▶ _Problem requirements_
Show all lines from the data that include the word "values".

Data items
******

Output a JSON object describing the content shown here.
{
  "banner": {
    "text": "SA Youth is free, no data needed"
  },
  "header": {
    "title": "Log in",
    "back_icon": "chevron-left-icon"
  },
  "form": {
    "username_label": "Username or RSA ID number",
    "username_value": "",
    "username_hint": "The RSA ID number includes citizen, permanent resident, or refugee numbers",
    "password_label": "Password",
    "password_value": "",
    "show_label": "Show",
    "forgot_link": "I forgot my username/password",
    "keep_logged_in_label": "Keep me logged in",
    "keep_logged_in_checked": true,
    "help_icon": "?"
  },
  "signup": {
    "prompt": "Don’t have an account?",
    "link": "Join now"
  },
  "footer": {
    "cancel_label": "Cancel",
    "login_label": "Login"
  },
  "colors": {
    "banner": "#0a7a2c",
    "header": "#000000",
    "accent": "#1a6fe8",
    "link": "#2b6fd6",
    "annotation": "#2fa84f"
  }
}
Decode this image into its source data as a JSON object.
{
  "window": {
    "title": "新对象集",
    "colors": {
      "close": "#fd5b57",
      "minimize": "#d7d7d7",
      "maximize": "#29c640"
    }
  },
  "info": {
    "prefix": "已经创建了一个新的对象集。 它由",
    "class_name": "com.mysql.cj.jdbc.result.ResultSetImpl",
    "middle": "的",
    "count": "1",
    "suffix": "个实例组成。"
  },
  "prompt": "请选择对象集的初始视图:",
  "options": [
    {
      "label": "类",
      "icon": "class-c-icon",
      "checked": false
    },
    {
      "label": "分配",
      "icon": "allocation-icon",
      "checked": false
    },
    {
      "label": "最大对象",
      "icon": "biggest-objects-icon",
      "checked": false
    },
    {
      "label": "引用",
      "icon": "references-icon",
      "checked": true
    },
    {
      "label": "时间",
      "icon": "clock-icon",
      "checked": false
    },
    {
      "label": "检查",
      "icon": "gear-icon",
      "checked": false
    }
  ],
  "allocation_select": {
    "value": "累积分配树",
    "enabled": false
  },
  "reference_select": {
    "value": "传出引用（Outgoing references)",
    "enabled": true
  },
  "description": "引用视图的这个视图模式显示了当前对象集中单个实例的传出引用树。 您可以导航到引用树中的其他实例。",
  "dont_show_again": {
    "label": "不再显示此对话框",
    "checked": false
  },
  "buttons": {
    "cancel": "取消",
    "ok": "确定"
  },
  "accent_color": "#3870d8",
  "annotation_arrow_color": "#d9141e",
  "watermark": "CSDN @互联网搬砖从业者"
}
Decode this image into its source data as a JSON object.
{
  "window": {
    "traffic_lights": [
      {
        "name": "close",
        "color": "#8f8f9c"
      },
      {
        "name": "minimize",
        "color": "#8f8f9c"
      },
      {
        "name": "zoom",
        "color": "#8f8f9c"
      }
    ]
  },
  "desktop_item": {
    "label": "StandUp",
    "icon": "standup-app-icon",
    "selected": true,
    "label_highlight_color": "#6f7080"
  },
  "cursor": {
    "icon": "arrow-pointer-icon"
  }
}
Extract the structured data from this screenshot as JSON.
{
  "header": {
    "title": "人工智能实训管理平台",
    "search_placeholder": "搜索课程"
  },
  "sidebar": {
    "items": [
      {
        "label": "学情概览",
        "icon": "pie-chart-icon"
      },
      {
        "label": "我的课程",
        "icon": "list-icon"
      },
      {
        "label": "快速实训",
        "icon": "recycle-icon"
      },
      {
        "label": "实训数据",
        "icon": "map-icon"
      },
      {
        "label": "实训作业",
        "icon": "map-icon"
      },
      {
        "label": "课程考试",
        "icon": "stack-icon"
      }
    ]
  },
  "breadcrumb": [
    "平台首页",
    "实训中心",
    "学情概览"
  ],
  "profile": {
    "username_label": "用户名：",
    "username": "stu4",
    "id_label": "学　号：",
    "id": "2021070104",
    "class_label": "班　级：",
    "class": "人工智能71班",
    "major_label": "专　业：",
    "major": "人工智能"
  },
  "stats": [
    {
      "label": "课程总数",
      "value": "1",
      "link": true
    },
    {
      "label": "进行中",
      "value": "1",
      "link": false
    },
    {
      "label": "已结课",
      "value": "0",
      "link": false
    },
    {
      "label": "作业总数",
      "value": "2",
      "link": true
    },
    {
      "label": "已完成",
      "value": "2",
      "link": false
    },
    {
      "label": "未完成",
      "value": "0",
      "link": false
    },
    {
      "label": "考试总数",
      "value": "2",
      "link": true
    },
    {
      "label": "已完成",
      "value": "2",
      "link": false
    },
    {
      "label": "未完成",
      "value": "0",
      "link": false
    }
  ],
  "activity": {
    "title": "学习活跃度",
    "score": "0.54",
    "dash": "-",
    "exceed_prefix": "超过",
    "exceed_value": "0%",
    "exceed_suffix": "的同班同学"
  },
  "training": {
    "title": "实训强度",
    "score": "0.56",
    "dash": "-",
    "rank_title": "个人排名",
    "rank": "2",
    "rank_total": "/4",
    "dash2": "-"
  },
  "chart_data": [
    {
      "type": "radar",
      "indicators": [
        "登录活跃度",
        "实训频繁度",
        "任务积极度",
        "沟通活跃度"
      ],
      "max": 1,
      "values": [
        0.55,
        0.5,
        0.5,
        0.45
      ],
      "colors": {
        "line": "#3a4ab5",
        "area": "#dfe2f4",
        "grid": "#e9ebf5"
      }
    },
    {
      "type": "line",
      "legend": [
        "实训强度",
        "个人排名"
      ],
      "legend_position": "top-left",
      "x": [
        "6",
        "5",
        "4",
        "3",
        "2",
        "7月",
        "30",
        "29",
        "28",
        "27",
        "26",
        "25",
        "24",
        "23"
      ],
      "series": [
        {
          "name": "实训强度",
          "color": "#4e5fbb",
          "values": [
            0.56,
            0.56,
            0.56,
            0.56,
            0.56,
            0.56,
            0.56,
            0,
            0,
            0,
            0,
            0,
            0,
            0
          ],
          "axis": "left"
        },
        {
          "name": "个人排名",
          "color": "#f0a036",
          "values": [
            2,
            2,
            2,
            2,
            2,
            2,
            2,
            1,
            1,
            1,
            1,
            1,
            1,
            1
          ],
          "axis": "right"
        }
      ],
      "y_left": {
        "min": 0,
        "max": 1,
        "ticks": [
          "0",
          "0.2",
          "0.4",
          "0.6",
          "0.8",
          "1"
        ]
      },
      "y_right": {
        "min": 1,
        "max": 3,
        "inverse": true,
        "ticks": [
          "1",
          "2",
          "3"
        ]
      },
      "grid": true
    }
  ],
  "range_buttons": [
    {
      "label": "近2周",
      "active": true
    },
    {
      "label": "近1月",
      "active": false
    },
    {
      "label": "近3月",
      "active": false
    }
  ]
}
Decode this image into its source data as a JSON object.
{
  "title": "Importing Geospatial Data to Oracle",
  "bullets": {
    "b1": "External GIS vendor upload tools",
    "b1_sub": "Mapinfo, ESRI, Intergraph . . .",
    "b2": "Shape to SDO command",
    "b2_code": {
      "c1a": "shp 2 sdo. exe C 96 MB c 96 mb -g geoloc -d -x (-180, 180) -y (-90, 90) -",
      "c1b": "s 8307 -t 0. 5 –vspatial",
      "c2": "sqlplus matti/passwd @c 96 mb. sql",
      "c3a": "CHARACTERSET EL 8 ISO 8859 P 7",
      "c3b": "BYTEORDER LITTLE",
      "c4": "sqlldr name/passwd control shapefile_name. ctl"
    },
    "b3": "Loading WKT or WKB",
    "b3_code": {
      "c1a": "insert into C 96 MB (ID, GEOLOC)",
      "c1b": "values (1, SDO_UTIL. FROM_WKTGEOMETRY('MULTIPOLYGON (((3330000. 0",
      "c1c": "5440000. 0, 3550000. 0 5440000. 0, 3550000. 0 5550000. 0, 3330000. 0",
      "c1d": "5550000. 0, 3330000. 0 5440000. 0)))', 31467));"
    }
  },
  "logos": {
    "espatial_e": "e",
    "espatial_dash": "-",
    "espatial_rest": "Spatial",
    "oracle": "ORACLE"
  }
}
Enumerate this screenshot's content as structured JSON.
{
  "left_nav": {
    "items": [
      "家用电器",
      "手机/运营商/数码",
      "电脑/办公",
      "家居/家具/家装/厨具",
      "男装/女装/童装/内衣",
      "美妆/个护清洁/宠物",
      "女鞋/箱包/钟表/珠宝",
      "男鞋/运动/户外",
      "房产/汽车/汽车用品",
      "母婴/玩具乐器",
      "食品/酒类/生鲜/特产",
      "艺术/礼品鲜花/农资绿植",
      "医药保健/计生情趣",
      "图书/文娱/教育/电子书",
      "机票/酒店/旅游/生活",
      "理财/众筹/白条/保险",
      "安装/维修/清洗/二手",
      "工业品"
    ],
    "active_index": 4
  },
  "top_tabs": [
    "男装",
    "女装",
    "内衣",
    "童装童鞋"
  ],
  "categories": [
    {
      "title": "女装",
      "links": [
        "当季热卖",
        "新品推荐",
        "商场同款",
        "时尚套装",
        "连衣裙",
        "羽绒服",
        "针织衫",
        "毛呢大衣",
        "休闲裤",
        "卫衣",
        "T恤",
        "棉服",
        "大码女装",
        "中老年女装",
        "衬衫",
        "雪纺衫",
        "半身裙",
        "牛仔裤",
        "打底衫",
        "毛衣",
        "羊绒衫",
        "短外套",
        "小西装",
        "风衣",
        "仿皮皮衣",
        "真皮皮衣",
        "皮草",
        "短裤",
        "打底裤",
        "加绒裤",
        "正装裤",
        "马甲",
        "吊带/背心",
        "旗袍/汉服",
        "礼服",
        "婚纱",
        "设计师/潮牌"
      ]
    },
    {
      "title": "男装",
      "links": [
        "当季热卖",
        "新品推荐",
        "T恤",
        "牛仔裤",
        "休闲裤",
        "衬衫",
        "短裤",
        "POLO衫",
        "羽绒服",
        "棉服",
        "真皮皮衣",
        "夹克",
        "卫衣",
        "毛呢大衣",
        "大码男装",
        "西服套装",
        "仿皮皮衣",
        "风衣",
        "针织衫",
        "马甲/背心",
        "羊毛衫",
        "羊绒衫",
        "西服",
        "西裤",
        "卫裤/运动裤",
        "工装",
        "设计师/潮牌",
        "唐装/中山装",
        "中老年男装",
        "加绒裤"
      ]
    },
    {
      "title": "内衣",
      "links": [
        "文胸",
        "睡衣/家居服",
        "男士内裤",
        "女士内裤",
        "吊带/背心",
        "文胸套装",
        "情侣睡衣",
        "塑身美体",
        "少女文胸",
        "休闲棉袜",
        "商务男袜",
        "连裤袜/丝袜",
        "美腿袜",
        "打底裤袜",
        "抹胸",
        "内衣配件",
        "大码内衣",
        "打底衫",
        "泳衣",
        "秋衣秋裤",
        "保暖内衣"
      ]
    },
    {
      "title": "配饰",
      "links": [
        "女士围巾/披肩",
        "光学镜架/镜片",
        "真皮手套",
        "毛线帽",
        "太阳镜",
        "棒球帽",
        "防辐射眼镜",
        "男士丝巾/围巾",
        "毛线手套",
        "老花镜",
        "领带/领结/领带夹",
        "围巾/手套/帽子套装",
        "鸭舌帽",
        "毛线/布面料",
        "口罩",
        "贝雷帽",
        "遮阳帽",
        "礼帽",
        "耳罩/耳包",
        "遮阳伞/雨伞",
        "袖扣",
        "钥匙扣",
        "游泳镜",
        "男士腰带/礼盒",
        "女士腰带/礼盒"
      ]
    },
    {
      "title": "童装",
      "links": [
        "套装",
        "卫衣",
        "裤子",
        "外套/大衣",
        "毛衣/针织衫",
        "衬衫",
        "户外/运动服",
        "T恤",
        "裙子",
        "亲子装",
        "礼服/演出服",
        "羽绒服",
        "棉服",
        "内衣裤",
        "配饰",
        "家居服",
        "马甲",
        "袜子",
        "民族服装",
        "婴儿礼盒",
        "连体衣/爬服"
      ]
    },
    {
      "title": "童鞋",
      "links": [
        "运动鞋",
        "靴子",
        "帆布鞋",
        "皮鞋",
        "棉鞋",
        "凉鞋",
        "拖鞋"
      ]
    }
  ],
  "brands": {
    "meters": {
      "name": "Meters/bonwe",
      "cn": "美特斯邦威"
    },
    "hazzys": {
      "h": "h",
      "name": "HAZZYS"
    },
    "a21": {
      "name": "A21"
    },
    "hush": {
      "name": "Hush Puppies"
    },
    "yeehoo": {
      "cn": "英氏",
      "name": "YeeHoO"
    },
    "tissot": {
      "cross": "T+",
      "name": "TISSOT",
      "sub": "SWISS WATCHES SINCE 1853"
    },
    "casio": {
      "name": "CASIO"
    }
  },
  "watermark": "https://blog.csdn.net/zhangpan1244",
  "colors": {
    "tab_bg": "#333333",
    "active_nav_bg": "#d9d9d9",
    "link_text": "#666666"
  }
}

******

▶ _Exercise response_
      "values": [
          "values": [
          "values": [
      "c1b": "values (1, SDO_UTIL. FROM_WKTGEOMETRY('MULTIPOLYGON (((3330000. 0",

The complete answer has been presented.